(Extracted records)
--- begin ---
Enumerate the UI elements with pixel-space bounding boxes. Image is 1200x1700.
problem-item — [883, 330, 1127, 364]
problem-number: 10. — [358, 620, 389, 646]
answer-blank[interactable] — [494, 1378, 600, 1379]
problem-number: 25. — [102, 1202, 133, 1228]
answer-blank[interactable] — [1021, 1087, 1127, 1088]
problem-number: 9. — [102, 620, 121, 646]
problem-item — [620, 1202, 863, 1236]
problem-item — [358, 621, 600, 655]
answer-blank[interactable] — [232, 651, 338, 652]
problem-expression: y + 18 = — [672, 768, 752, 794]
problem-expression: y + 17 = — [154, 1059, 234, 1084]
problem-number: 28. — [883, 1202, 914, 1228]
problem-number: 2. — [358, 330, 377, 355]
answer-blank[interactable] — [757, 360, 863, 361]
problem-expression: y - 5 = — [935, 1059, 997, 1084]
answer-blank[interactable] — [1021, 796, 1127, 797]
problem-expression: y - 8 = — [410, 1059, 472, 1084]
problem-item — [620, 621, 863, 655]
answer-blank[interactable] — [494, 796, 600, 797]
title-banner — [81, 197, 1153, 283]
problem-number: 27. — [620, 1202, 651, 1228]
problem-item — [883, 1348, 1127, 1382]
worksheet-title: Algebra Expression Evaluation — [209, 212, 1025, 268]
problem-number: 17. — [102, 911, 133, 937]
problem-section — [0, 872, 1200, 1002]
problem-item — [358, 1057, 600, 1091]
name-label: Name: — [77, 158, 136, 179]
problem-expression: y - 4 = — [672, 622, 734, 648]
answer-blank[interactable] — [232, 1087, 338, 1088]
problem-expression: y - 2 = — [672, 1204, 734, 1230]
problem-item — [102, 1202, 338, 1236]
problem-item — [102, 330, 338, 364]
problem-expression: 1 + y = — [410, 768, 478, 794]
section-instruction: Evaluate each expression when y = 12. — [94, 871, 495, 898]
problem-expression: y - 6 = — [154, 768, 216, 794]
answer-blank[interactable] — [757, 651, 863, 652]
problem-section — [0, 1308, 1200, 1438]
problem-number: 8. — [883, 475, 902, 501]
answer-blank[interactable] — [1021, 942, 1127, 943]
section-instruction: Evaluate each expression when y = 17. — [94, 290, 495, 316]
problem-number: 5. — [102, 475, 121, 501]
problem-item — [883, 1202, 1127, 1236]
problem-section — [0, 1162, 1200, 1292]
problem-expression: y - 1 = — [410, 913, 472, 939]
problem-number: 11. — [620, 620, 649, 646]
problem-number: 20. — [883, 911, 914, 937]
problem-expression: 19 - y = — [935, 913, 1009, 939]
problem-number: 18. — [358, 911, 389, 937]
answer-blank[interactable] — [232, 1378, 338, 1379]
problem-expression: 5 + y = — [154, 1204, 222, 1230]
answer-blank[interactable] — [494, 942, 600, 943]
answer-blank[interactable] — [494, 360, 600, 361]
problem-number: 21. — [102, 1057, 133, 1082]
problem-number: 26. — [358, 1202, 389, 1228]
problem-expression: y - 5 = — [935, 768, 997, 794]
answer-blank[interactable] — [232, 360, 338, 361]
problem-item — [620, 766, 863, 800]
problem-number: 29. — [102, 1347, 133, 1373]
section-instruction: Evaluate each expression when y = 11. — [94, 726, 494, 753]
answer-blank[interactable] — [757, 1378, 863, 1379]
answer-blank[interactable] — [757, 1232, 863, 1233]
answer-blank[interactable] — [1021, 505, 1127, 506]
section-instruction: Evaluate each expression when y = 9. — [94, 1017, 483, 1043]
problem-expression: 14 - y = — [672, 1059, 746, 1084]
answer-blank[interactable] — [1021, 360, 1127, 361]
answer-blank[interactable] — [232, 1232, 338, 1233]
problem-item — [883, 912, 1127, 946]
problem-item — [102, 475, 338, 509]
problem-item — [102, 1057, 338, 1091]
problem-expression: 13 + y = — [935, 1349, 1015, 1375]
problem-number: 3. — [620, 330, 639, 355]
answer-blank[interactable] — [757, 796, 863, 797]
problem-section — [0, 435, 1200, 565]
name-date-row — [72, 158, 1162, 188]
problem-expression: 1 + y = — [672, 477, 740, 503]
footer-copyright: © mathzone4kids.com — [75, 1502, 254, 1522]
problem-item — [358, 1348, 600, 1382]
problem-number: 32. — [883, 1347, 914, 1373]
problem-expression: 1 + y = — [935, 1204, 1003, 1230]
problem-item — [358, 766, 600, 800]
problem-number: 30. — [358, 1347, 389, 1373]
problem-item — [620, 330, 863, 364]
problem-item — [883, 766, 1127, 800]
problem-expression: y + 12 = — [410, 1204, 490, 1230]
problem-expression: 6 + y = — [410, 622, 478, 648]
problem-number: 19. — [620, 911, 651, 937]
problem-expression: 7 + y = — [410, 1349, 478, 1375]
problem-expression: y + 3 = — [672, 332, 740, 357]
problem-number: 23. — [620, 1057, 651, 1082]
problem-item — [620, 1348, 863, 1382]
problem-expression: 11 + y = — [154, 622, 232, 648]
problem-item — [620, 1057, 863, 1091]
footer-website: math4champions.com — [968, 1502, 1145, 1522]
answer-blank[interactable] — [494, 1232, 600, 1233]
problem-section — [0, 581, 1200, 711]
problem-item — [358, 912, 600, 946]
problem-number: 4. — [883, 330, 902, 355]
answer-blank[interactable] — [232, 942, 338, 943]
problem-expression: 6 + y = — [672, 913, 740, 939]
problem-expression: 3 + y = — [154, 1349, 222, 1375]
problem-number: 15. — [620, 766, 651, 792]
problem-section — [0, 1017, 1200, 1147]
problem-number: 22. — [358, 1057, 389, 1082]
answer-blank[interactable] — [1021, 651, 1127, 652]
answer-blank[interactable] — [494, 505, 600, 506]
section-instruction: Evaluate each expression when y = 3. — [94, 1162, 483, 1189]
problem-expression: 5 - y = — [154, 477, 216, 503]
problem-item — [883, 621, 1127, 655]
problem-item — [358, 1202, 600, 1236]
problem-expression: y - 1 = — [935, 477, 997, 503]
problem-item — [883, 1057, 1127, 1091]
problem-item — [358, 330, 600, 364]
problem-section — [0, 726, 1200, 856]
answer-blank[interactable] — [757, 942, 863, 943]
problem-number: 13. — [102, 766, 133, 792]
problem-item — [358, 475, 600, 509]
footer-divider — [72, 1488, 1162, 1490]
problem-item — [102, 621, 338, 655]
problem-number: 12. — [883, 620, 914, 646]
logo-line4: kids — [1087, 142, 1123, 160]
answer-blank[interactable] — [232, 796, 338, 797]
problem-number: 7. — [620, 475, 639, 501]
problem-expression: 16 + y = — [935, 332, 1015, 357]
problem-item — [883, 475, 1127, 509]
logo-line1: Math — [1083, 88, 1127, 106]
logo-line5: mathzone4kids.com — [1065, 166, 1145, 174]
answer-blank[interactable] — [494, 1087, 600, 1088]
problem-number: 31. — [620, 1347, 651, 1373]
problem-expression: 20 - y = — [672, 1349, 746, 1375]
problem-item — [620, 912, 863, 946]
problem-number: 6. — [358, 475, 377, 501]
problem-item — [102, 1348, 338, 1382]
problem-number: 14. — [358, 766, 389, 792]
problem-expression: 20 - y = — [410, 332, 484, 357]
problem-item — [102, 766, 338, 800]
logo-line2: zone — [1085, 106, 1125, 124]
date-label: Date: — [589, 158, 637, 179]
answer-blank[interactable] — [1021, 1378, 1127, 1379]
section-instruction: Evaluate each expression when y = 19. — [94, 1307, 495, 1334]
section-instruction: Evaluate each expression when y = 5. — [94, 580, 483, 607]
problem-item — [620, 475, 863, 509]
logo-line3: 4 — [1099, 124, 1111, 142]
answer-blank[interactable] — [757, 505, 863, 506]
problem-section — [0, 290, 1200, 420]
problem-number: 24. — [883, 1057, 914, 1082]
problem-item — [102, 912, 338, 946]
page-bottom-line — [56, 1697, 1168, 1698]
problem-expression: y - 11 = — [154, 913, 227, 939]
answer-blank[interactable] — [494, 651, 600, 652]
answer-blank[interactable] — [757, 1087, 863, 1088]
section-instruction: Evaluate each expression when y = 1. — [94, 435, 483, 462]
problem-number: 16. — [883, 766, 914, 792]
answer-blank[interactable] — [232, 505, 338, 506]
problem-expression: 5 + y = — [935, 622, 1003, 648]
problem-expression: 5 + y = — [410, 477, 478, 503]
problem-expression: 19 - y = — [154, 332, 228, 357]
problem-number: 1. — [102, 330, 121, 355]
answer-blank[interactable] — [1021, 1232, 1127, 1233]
--- end ---
_Work required_
Change "answer-blank" to "answer-field" in the part of the material that opens with its first line and closes with the line containing "problem-number: 25. — [102, 1202, 133, 1228]", and give that part again with nothing else altered.

_Worked answer_
Enumerate the UI elements with pixel-space bounding boxes. Image is 1200x1700.
problem-item — [883, 330, 1127, 364]
problem-number: 10. — [358, 620, 389, 646]
answer-field[interactable] — [494, 1378, 600, 1379]
problem-number: 25. — [102, 1202, 133, 1228]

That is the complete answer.